Task instructions
Copy out each line of the data holding "construir".

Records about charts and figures
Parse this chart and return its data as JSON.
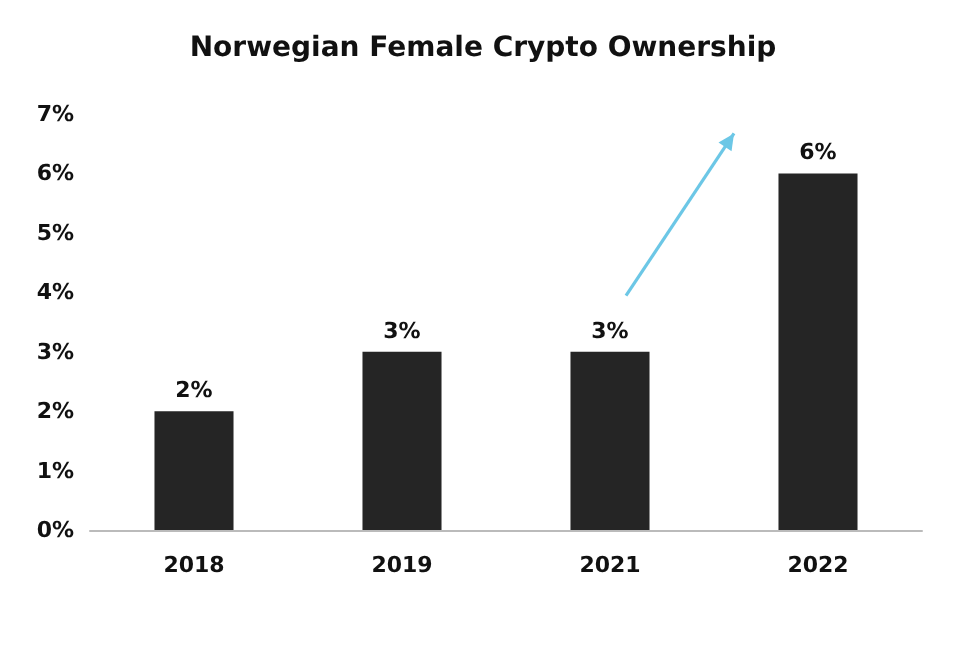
{
  "chart_data": {
    "type": "bar",
    "title": "Norwegian Female Crypto Ownership",
    "categories": [
      "2018",
      "2019",
      "2021",
      "2022"
    ],
    "values": [
      2,
      3,
      3,
      6
    ],
    "color": "#252525",
    "value_labels": [
      "2%",
      "3%",
      "3%",
      "6%"
    ],
    "ylim": [
      0,
      7
    ],
    "yticks": [
      {
        "value": 0,
        "label": "0%"
      },
      {
        "value": 1,
        "label": "1%"
      },
      {
        "value": 2,
        "label": "2%"
      },
      {
        "value": 3,
        "label": "3%"
      },
      {
        "value": 4,
        "label": "4%"
      },
      {
        "value": 5,
        "label": "5%"
      },
      {
        "value": 6,
        "label": "6%"
      },
      {
        "value": 7,
        "label": "7%"
      }
    ],
    "grid": false
  }
}
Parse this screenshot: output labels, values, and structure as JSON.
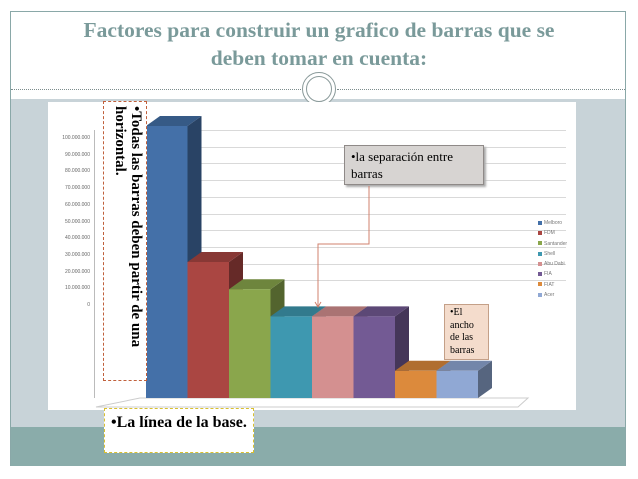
{
  "slide": {
    "title": "Factores para construir un grafico de barras que se deben tomar en cuenta:",
    "title_line1": "Factores para construir un grafico de barras que se",
    "title_line2": "deben tomar en cuenta:"
  },
  "callouts": {
    "vertical": "•Todas las barras deben partir de una horizontal.",
    "vertical_line1": "•Todas las barras deben partir de una",
    "vertical_line2": "horizontal.",
    "separacion": "•la separación entre barras",
    "ancho": "•El ancho de las barras",
    "base": "•La línea de la base."
  },
  "colors": {
    "title": "#7a9a9a",
    "band": "#c8d3d8",
    "band_bottom": "#8aacaa"
  },
  "chart_data": {
    "type": "bar",
    "title": "",
    "xlabel": "",
    "ylabel": "",
    "categories": [
      "Melboro",
      "FDM",
      "Santander",
      "Shell",
      "Abu Dabi",
      "FIA",
      "FIAT",
      "Acer"
    ],
    "values": [
      100000000,
      50000000,
      40000000,
      30000000,
      30000000,
      30000000,
      10000000,
      10000000
    ],
    "colors": [
      "#4470a8",
      "#aa4642",
      "#8aa64c",
      "#3e98b0",
      "#d49090",
      "#735a94",
      "#dc8a3c",
      "#90a8d4"
    ],
    "ylim": [
      0,
      100000000
    ],
    "yticks": [
      "0",
      "10.000.000",
      "20.000.000",
      "30.000.000",
      "40.000.000",
      "50.000.000",
      "60.000.000",
      "70.000.000",
      "80.000.000",
      "90.000.000",
      "100.000.000"
    ],
    "grid": true,
    "legend_position": "right",
    "style": "3d-column"
  }
}
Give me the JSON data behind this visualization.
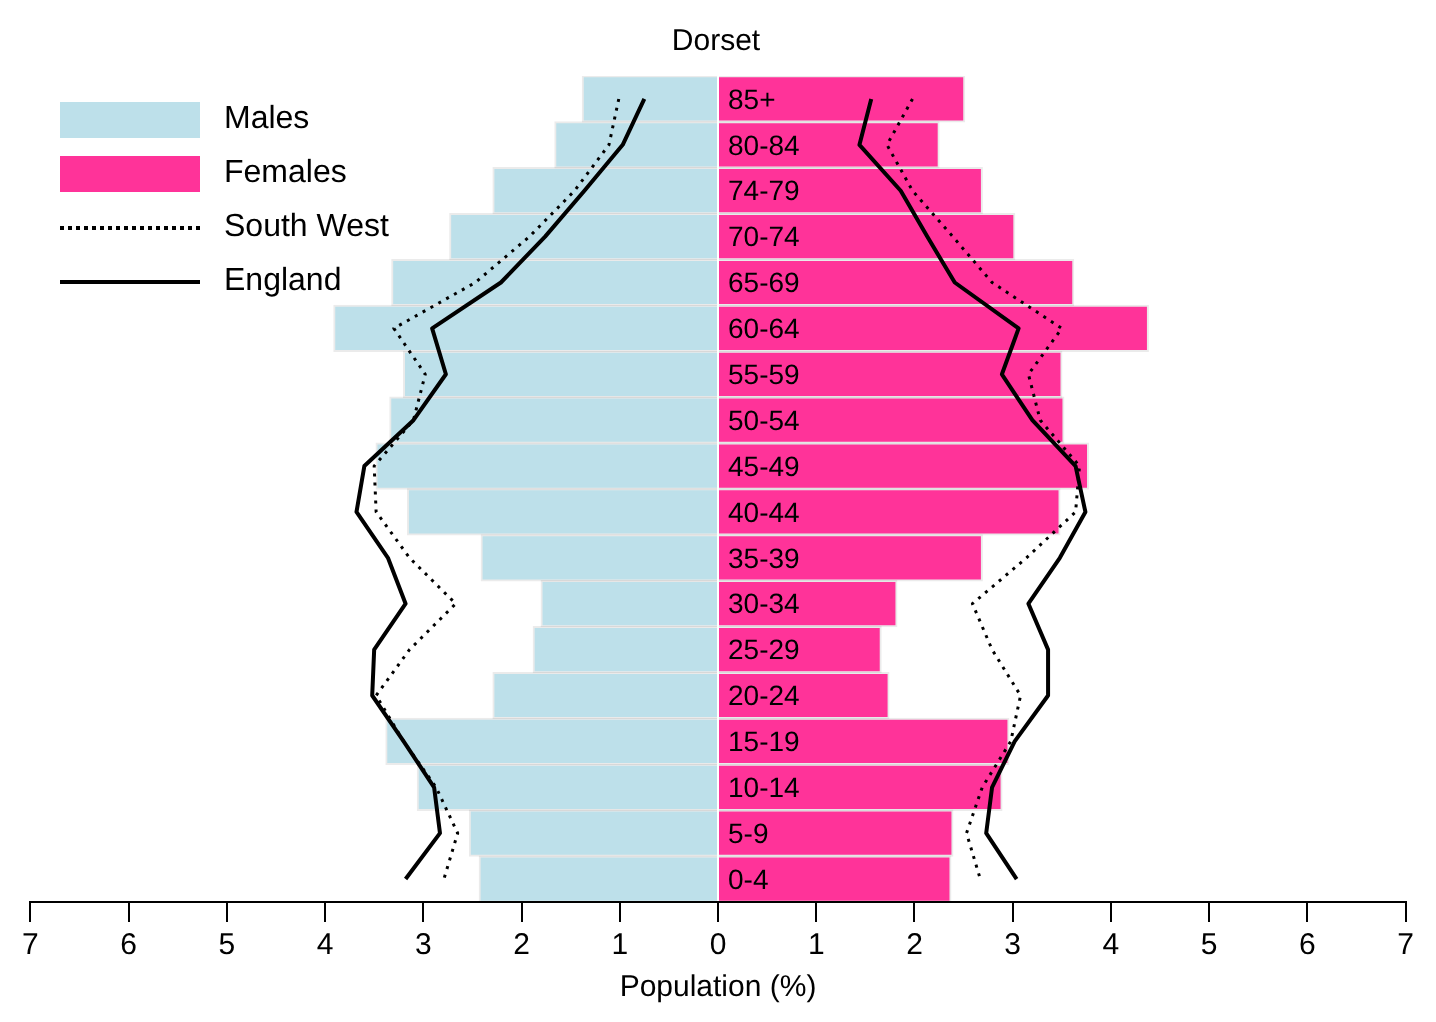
{
  "chart_data": {
    "type": "bar",
    "title": "Dorset",
    "xlabel": "Population (%)",
    "orientation": "horizontal",
    "stacked": true,
    "legend": "top left",
    "grid": false,
    "marker": "none",
    "categories": [
      "85+",
      "80-84",
      "74-79",
      "70-74",
      "65-69",
      "60-64",
      "55-59",
      "50-54",
      "45-49",
      "40-44",
      "35-39",
      "30-34",
      "25-29",
      "20-24",
      "15-19",
      "10-14",
      "5-9",
      "0-4"
    ],
    "xlim": [
      -7,
      7
    ],
    "xticks": [
      {
        "value": -7,
        "label": "7"
      },
      {
        "value": -6,
        "label": "6"
      },
      {
        "value": -5,
        "label": "5"
      },
      {
        "value": -4,
        "label": "4"
      },
      {
        "value": -3,
        "label": "3"
      },
      {
        "value": -2,
        "label": "2"
      },
      {
        "value": -1,
        "label": "1"
      },
      0,
      1,
      2,
      3,
      4,
      5,
      6,
      7
    ],
    "series": [
      {
        "name": "Males",
        "color": "#bde0ea",
        "values": [
          -1.38,
          -1.66,
          -2.29,
          -2.73,
          -3.32,
          -3.91,
          -3.2,
          -3.34,
          -3.48,
          -3.16,
          -2.41,
          -1.8,
          -1.88,
          -2.29,
          -3.38,
          -3.06,
          -2.53,
          -2.43
        ]
      },
      {
        "name": "Females",
        "color": "#ff3399",
        "values": [
          2.51,
          2.25,
          2.69,
          3.02,
          3.62,
          4.38,
          3.5,
          3.52,
          3.77,
          3.48,
          2.69,
          1.82,
          1.66,
          1.74,
          2.96,
          2.89,
          2.39,
          2.37
        ]
      },
      {
        "name": "South West",
        "type": "line",
        "line_style": "dotted",
        "color": "#000000",
        "values": [
          -1.01,
          -1.11,
          -1.46,
          -1.92,
          -2.47,
          -3.3,
          -2.98,
          -3.1,
          -3.5,
          -3.48,
          -3.14,
          -2.67,
          -3.14,
          -3.48,
          -3.2,
          -2.87,
          -2.65,
          -2.79
        ]
      },
      {
        "name": "England",
        "type": "line",
        "line_style": "solid",
        "color": "#000000",
        "values": [
          -0.75,
          -0.97,
          -1.36,
          -1.76,
          -2.21,
          -2.91,
          -2.77,
          -3.1,
          -3.6,
          -3.68,
          -3.36,
          -3.18,
          -3.5,
          -3.52,
          -3.2,
          -2.89,
          -2.83,
          -3.18
        ]
      },
      {
        "type": "line",
        "line_style": "dotted",
        "color": "#000000",
        "values": [
          1.98,
          1.72,
          1.98,
          2.39,
          2.79,
          3.5,
          3.16,
          3.28,
          3.68,
          3.64,
          3.14,
          2.59,
          2.79,
          3.08,
          2.98,
          2.69,
          2.53,
          2.67
        ]
      },
      {
        "type": "line",
        "line_style": "solid",
        "color": "#000000",
        "values": [
          1.56,
          1.44,
          1.86,
          2.13,
          2.41,
          3.06,
          2.89,
          3.2,
          3.64,
          3.74,
          3.48,
          3.16,
          3.36,
          3.36,
          3.02,
          2.79,
          2.73,
          3.04
        ]
      }
    ]
  }
}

Problem solution
    "title": "Factores para construir un grafico de barras que se deben tomar en cuenta:",
    "title_line1": "Factores para construir un grafico de barras que se",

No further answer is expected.